**Stated goal**
Without the images, output each record below as it stands.

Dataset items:
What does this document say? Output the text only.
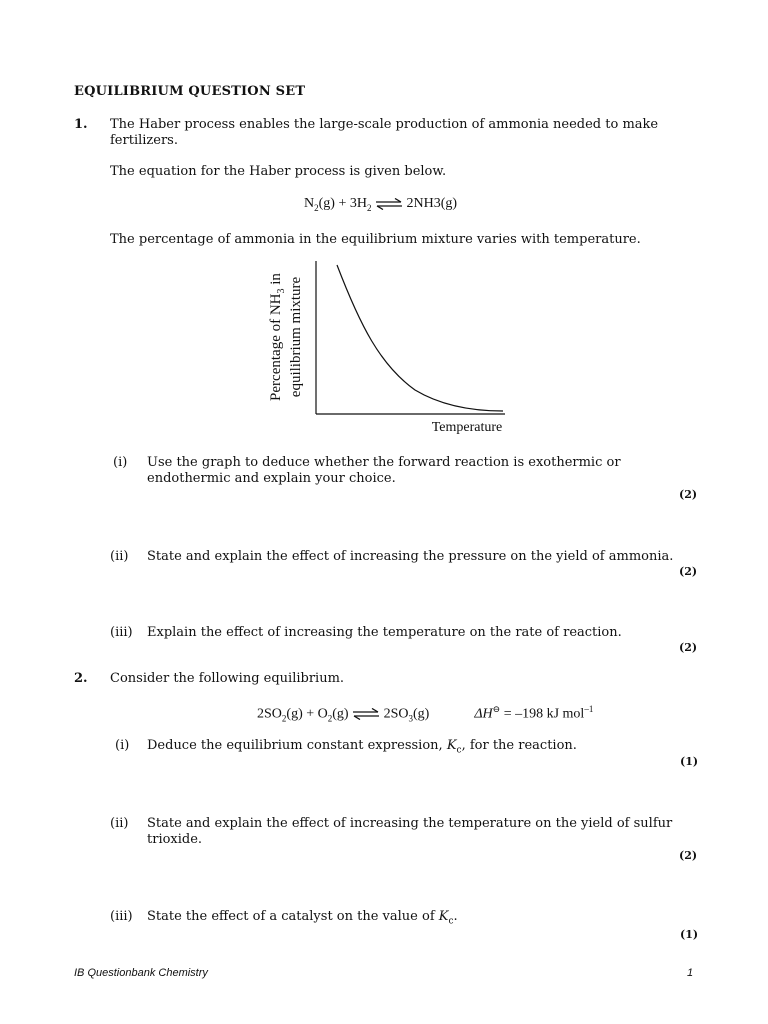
EQUILIBRIUM QUESTION SET
1. The Haber process enables the large-scale production of ammonia needed to make
fertilizers.
The equation for the Haber process is given below.
$N_2(g) + 3H_2$ ⇌ 2NH3(g)
The percentage of ammonia in the equilibrium mixture varies with temperature.
Percentage of $NH_3$ in equilibrium mixture
Temperature
(i) Use the graph to deduce whether the forward reaction is exothermic or
endothermic and explain your choice.
(2)
(ii) State and explain the effect of increasing the pressure on the yield of ammonia.
(2)
(iii) Explain the effect of increasing the temperature on the rate of reaction.
(2)
2. Consider the following equilibrium.
$2SO_2(g) + O_2(g)$ ⇌ $2SO_3(g)$	ΔH⊖ = –198 kJ mol$^{-1}$
(i) Deduce the equilibrium constant expression, $K_c$, for the reaction.
(1)
(ii) State and explain the effect of increasing the temperature on the yield of sulfur
trioxide.
(2)
(iii) State the effect of a catalyst on the value of $K_c$.
(1)
IB Questionbank Chemistry	1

**Solution**
What does this document say? Output the text only.
EQUILIBRIUM QUESTION SET
1. The Haber process enables the large-scale production of ammonia needed to make
fertilizers.
The equation for the Haber process is given below.
$N_2(g) + 3H_2$ ⇌ 2NH3(g)
The percentage of ammonia in the equilibrium mixture varies with temperature.
Percentage of $NH_3$ in equilibrium mixture
Temperature
(i) Use the graph to deduce whether the forward reaction is exothermic or
endothermic and explain your choice.
(2)
(ii) State and explain the effect of increasing the pressure on the yield of ammonia.
(2)
(iii) Explain the effect of increasing the temperature on the rate of reaction.
(2)
2. Consider the following equilibrium.
$2SO_2(g) + O_2(g)$ ⇌ $2SO_3(g)$	ΔH⊖ = –198 kJ mol$^{-1}$
(i) Deduce the equilibrium constant expression, $K_c$, for the reaction.
(1)
(ii) State and explain the effect of increasing the temperature on the yield of sulfur
trioxide.
(2)
(iii) State the effect of a catalyst on the value of $K_c$.
(1)
IB Questionbank Chemistry	1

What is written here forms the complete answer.